== Task details ==
Find each line holding "screenshot" and copy it out.

== Dataset entries ==
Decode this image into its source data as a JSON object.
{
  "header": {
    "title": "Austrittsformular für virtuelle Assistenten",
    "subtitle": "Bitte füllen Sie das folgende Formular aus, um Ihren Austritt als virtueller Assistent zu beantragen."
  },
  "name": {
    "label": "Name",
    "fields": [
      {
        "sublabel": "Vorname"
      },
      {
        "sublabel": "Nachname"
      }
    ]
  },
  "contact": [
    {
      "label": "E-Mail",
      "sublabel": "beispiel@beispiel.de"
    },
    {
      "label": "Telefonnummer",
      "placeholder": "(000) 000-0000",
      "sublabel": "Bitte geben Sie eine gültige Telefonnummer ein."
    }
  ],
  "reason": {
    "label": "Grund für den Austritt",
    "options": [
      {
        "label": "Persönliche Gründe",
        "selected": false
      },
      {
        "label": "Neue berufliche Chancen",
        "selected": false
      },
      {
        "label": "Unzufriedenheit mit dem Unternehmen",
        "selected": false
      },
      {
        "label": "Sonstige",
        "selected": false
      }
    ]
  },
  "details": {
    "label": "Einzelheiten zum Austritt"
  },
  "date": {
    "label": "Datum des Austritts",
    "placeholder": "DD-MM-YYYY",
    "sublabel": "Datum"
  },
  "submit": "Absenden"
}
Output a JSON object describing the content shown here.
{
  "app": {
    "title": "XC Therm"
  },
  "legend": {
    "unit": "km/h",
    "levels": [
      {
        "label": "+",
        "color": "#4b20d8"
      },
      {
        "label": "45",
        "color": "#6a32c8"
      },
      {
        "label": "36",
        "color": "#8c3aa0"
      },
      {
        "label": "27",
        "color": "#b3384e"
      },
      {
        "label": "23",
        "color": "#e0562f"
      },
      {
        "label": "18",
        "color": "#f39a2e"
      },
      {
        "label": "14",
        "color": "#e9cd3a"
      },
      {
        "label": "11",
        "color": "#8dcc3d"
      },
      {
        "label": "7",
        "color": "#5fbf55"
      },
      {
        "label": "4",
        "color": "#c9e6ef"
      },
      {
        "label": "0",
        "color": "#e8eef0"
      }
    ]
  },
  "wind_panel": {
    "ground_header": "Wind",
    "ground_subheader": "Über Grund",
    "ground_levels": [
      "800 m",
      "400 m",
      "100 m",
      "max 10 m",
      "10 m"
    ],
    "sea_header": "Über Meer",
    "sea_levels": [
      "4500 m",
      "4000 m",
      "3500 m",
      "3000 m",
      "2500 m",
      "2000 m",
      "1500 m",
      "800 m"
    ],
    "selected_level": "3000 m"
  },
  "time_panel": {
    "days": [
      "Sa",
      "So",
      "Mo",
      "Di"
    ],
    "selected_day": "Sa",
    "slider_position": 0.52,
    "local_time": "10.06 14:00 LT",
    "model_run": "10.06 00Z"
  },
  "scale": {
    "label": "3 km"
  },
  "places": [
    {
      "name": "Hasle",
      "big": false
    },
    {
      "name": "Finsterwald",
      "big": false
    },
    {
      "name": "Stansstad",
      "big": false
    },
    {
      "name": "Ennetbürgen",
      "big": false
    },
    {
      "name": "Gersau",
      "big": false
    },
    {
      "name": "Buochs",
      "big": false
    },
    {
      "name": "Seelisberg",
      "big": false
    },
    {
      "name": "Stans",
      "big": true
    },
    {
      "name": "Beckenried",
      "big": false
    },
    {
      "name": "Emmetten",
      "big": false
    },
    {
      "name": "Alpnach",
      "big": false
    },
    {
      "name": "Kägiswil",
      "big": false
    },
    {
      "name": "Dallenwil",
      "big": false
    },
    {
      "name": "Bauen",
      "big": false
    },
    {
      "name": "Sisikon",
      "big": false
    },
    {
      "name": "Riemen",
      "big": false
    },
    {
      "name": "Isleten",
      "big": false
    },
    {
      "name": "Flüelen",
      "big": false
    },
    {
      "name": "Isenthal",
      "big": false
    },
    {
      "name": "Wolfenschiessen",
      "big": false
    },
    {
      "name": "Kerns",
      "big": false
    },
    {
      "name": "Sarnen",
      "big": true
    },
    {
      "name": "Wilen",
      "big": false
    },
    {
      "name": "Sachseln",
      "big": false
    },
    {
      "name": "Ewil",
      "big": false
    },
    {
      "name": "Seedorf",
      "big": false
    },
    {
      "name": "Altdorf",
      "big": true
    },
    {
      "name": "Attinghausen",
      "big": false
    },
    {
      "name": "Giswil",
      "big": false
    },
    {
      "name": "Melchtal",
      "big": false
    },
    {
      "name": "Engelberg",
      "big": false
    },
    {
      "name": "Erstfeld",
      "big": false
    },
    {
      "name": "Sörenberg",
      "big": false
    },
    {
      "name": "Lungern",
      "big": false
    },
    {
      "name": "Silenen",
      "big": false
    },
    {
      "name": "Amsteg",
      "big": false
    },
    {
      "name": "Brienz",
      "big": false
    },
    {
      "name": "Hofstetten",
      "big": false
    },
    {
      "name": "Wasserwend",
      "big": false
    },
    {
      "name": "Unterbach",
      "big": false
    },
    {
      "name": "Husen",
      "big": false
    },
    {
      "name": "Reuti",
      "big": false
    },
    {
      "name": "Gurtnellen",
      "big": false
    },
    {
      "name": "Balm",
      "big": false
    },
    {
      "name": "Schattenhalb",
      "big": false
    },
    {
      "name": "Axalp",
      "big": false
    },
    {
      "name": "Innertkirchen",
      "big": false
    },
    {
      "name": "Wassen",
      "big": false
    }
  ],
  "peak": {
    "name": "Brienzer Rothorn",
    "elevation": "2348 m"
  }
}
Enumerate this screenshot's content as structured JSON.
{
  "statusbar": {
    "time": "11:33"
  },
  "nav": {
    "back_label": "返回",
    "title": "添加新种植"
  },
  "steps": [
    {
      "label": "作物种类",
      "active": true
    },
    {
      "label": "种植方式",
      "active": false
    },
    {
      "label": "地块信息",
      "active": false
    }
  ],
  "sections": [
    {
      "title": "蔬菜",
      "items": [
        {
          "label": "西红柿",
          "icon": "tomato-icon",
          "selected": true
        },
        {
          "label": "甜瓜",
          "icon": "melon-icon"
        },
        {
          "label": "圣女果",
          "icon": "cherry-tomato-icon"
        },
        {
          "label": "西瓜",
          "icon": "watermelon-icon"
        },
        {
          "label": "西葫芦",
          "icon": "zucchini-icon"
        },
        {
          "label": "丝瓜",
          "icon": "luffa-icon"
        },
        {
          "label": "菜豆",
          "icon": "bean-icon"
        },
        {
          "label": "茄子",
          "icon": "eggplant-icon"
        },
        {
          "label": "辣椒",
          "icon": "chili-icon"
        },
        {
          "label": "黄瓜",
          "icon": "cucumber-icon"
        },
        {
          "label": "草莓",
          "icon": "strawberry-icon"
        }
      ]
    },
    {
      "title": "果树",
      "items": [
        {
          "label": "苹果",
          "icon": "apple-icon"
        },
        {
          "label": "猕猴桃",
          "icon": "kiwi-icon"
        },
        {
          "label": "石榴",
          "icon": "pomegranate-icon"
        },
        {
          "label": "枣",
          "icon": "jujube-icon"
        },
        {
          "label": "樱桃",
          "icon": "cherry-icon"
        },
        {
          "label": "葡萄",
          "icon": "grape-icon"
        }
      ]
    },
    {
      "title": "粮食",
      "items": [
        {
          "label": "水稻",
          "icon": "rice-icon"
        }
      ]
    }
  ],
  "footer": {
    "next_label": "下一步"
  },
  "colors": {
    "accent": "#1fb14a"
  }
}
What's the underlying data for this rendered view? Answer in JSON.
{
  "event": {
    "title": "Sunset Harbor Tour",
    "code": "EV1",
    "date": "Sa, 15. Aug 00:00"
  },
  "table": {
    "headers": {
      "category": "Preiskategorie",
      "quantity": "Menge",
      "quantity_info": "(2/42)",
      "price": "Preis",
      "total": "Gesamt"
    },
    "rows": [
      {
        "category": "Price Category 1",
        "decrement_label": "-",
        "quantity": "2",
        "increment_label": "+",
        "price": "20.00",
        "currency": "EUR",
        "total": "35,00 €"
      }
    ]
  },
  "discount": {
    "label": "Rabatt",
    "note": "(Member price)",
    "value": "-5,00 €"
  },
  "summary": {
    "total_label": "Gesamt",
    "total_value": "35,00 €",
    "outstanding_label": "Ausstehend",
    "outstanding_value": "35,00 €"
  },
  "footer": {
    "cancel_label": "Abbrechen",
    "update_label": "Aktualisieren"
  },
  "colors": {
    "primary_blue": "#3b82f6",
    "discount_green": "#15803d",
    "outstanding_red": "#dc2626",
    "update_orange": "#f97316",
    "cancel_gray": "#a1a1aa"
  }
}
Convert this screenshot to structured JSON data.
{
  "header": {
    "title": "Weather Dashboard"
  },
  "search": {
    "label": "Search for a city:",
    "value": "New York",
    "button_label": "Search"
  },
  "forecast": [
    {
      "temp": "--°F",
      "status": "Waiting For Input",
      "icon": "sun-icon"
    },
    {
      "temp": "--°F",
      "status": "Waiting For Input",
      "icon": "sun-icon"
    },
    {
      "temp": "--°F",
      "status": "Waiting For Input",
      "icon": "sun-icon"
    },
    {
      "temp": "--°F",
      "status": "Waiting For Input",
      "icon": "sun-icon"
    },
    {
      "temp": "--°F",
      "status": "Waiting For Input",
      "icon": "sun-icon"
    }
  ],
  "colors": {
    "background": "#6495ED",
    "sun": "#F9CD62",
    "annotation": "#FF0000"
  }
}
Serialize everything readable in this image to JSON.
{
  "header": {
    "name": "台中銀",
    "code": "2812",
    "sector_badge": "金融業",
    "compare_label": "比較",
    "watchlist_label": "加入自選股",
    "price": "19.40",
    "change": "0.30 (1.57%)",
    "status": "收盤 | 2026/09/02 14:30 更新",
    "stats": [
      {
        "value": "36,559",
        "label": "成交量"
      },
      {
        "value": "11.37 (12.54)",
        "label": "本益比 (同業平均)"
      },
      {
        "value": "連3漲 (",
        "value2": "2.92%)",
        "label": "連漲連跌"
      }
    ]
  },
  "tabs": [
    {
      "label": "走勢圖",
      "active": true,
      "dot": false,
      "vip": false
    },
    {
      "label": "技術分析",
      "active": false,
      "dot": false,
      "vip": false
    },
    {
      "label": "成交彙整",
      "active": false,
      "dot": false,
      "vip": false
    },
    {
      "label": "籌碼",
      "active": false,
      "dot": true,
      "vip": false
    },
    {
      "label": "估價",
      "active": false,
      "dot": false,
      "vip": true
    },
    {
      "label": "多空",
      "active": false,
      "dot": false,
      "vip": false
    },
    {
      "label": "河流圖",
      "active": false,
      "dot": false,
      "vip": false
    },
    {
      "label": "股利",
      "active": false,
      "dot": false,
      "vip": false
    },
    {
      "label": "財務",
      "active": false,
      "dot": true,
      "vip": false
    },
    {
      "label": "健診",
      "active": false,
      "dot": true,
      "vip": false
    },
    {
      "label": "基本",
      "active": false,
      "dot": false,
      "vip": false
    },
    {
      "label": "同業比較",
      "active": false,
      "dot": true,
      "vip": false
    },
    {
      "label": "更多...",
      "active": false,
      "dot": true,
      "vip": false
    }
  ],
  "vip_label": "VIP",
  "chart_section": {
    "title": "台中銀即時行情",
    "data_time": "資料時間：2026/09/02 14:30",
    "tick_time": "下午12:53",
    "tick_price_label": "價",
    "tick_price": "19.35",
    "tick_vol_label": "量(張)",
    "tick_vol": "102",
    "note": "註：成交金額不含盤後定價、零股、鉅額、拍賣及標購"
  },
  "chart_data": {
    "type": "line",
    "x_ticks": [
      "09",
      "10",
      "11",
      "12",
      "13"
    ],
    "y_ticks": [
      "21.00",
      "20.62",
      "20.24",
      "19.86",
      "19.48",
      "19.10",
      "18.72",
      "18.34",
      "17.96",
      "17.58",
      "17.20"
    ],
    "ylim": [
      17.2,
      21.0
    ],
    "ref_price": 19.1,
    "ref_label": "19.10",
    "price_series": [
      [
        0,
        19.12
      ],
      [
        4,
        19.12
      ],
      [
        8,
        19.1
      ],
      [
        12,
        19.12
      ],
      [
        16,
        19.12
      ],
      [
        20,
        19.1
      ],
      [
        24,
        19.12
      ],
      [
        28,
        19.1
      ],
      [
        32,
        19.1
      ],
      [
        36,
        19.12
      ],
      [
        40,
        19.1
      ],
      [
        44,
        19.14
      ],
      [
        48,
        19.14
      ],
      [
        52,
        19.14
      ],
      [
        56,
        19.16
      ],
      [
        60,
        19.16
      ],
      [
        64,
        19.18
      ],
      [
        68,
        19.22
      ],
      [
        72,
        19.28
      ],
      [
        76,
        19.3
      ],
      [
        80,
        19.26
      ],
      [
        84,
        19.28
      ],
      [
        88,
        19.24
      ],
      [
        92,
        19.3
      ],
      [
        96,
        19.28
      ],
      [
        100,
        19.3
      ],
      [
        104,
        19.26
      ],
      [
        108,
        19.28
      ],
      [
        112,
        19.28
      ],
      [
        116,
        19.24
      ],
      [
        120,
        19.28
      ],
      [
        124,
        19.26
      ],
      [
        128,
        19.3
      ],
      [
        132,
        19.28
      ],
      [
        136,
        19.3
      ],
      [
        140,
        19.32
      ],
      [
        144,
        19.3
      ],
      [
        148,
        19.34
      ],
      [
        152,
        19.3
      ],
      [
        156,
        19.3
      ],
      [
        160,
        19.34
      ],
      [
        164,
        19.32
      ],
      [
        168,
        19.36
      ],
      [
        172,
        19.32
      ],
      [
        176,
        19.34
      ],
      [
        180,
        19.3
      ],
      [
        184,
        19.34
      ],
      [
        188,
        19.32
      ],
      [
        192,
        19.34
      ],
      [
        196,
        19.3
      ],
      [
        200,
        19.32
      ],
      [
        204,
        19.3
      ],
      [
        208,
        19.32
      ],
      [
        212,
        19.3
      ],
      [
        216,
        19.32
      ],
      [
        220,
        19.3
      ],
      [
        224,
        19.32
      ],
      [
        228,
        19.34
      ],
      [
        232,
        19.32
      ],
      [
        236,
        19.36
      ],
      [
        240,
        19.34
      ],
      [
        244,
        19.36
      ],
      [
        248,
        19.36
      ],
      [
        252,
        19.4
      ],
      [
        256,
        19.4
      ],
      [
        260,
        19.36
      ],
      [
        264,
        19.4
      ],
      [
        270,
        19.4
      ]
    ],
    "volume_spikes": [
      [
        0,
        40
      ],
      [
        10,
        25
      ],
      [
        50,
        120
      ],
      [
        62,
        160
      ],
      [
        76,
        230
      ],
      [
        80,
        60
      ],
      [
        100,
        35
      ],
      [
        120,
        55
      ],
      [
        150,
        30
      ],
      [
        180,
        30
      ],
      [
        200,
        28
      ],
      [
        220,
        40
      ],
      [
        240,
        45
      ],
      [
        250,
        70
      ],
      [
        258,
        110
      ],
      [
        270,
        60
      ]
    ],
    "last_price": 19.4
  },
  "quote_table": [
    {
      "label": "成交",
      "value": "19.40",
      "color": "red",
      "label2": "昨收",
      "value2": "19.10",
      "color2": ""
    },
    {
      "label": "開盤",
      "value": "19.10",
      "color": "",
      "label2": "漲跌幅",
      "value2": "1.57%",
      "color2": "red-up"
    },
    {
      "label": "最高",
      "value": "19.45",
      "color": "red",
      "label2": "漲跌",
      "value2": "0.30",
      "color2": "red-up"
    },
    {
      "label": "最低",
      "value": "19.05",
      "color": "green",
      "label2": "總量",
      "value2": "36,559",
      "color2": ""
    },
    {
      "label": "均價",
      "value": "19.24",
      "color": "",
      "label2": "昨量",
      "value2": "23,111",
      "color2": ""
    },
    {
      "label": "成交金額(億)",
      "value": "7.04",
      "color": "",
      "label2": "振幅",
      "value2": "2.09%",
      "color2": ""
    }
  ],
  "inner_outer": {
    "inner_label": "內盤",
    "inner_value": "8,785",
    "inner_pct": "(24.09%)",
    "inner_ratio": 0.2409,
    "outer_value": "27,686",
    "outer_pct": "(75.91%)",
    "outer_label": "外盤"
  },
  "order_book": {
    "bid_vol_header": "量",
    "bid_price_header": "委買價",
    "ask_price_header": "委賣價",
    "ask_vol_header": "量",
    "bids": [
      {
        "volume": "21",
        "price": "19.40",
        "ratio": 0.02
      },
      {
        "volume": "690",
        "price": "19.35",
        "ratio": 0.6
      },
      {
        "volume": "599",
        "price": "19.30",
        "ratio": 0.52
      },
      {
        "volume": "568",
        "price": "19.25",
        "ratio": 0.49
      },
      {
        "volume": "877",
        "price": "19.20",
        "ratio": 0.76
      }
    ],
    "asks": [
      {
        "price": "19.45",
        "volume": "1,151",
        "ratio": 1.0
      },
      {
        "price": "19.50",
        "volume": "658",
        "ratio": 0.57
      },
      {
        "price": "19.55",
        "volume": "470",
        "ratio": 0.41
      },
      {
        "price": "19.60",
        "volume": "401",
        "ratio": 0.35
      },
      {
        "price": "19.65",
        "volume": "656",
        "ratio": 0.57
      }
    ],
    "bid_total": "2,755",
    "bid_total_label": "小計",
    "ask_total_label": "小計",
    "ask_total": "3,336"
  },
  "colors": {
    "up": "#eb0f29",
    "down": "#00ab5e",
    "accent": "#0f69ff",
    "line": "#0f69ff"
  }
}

== Finished task ==
Enumerate this screenshot's content as structured JSON.
Convert this screenshot to structured JSON data.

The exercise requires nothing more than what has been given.